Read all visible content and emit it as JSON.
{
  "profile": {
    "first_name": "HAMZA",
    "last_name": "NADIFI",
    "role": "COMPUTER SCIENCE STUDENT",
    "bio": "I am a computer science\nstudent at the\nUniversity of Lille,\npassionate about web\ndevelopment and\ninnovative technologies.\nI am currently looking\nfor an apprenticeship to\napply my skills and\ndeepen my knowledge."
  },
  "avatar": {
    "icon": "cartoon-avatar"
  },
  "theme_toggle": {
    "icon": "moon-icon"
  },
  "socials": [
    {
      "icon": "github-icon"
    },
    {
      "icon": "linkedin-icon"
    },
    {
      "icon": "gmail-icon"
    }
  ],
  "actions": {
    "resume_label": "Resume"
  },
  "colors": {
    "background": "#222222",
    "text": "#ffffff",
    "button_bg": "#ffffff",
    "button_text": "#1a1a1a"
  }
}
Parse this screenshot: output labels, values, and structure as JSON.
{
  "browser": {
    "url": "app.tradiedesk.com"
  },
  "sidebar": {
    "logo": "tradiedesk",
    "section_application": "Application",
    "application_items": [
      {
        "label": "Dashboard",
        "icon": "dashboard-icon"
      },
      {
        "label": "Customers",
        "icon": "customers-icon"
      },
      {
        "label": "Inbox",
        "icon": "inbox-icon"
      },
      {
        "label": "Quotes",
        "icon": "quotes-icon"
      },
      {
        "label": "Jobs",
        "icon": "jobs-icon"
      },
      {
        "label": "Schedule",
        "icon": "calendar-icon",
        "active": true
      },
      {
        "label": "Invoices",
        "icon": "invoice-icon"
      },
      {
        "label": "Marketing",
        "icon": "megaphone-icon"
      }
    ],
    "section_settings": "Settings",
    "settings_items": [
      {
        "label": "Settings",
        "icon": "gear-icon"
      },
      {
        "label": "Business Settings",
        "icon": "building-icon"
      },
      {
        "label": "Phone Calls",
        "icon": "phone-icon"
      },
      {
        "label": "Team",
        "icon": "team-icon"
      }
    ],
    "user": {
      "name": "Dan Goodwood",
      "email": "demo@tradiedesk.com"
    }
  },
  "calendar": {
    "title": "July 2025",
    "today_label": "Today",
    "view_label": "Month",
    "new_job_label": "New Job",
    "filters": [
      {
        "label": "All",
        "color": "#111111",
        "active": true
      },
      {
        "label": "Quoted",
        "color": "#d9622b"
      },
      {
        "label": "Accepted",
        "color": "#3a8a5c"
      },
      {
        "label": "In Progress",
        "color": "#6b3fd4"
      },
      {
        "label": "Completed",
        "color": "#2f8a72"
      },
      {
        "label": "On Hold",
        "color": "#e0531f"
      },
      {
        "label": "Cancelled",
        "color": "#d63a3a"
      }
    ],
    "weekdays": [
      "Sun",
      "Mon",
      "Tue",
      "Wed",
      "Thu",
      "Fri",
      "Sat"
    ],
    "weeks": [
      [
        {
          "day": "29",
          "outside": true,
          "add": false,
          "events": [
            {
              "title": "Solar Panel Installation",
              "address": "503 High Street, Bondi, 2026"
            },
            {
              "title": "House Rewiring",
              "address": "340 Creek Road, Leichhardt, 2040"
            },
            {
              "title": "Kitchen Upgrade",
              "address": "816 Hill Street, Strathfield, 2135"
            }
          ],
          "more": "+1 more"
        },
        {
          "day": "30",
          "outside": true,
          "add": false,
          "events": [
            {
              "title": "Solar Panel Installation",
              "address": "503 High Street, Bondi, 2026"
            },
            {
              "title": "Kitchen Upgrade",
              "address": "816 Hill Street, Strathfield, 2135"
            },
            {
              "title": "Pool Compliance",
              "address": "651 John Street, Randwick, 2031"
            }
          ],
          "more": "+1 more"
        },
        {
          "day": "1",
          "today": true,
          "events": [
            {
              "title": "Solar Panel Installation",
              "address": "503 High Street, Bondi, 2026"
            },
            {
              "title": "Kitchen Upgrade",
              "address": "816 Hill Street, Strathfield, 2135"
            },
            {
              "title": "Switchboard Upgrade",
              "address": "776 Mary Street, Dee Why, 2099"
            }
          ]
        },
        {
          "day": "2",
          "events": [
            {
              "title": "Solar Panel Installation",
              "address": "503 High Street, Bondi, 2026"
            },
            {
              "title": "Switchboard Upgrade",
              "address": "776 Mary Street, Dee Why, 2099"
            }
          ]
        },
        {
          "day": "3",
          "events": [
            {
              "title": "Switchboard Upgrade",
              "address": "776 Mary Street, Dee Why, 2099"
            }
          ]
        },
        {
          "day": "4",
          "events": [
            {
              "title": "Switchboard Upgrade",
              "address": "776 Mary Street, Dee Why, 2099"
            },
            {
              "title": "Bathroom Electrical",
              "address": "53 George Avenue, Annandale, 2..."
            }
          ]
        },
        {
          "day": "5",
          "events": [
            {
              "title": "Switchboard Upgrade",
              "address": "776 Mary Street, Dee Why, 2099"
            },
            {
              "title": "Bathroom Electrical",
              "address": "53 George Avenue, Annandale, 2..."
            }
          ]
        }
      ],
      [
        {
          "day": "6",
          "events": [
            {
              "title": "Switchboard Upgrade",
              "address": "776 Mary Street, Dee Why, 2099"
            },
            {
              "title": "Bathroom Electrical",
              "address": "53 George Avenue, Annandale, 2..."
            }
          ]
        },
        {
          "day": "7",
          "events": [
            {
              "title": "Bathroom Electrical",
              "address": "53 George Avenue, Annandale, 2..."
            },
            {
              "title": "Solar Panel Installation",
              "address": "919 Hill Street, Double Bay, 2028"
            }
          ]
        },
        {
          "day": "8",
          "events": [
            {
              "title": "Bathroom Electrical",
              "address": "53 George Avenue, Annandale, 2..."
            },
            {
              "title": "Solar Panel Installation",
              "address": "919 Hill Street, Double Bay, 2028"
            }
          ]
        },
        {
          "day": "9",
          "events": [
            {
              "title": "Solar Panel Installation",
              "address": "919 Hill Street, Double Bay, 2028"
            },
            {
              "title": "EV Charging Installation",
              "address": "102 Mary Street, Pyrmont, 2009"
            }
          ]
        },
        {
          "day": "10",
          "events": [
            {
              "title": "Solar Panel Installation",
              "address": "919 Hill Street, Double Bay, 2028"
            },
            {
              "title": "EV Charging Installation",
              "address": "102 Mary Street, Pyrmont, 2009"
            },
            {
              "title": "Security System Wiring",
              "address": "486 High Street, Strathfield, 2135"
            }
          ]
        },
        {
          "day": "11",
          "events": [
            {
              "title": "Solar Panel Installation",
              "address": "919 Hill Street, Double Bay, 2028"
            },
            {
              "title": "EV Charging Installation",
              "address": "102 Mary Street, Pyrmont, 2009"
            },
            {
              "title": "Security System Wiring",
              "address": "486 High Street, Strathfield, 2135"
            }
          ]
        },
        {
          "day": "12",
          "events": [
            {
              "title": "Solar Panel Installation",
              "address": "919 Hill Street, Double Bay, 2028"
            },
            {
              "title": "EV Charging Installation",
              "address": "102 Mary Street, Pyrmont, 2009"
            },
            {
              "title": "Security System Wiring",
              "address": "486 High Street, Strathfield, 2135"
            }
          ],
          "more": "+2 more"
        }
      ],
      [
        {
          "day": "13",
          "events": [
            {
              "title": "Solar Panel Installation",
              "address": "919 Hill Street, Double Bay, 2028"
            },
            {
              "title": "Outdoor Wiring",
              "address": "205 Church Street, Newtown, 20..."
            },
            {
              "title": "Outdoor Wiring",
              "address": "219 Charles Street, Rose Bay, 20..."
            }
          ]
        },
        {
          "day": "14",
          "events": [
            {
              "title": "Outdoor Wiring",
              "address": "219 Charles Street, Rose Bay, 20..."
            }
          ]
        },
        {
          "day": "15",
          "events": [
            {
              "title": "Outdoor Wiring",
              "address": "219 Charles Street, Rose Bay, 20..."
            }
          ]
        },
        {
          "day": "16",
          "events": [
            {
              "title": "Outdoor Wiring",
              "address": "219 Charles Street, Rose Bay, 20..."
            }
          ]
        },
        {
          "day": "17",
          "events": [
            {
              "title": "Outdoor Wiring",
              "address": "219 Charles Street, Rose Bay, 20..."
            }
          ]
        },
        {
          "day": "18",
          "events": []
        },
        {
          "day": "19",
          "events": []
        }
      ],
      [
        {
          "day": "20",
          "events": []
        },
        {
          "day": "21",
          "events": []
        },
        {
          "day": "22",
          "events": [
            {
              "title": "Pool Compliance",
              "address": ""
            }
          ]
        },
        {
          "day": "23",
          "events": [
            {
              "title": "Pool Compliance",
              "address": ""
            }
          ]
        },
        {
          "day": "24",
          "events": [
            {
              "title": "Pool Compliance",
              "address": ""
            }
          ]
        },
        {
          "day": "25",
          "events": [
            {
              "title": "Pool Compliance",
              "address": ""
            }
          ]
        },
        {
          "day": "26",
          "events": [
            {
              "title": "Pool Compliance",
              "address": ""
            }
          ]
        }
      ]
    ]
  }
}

----------

**GOAL**: Gather every line from the listing above in which the word "JSON" appears.

**FINAL ANSWER**:
Read all visible content and emit it as JSON.
Parse this screenshot: output labels, values, and structure as JSON.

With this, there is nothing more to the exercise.